Gather all lines with "JSON" from the records.

Material for this exercise |

Start

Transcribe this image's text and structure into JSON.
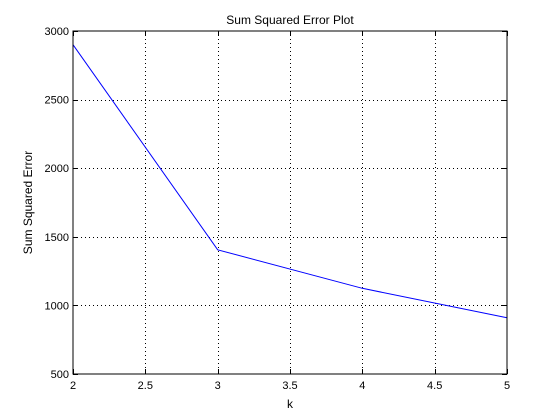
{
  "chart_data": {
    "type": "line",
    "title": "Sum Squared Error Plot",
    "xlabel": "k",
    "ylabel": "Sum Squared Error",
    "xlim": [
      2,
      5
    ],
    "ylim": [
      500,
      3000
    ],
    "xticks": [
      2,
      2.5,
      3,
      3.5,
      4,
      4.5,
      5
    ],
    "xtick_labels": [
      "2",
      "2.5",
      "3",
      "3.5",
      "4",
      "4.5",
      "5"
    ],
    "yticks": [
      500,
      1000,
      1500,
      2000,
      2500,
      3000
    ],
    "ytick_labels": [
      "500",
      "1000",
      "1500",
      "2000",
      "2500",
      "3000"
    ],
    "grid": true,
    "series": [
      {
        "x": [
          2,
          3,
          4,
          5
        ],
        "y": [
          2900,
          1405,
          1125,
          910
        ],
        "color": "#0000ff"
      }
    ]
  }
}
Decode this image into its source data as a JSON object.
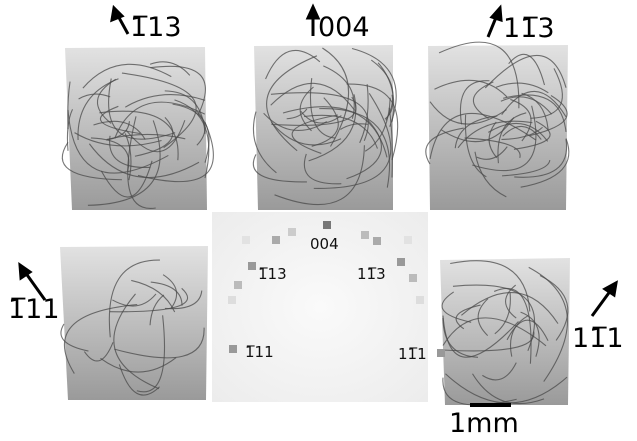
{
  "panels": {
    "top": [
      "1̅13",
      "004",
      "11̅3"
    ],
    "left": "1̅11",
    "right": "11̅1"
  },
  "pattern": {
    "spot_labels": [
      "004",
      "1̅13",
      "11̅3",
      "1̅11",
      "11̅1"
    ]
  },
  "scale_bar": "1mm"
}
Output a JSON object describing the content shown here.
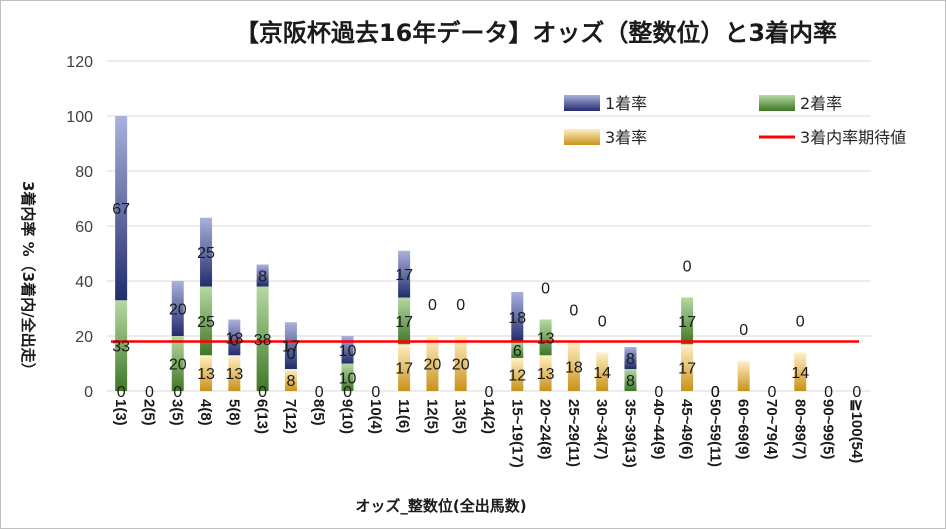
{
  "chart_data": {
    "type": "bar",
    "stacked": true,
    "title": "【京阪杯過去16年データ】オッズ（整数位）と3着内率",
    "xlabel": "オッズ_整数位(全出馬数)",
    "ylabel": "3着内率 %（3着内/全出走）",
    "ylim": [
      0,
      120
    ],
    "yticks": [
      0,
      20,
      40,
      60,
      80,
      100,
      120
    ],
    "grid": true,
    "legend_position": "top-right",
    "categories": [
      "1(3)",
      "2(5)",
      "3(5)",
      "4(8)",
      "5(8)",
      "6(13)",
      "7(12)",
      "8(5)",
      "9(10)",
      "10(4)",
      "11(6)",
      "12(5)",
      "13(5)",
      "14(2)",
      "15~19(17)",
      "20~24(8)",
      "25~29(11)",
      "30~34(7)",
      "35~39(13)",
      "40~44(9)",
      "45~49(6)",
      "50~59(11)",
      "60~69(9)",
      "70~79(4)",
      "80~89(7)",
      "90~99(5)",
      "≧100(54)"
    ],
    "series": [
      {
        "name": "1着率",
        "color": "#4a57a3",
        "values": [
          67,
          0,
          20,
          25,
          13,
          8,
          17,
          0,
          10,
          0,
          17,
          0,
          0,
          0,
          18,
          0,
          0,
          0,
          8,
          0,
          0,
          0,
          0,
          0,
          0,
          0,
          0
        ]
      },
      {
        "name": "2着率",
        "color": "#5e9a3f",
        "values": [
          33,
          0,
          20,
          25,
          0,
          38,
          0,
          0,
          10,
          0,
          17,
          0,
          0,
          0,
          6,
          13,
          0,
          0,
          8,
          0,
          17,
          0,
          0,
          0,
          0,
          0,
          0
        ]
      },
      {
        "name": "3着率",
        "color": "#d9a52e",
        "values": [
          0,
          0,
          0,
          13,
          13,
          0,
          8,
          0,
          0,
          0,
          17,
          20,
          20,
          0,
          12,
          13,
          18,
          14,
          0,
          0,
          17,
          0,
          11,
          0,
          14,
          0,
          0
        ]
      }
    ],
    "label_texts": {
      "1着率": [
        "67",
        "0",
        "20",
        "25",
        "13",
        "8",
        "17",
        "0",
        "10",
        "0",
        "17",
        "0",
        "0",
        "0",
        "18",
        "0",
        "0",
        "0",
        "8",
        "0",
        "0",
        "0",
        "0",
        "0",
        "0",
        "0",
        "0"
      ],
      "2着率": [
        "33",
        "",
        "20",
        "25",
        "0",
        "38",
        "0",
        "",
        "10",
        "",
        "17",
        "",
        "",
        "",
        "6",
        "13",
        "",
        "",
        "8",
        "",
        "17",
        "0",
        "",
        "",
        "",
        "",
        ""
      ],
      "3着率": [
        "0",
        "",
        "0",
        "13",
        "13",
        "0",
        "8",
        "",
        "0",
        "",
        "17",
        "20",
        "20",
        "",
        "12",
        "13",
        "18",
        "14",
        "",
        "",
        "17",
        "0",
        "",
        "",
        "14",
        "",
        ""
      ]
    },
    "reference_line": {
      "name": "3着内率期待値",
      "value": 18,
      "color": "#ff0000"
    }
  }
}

End

Exercise answer |
Transcribe this image's text and structure into JSON.
Decode this image into its source data as a JSON object.
Output a JSON object describing the content shown here.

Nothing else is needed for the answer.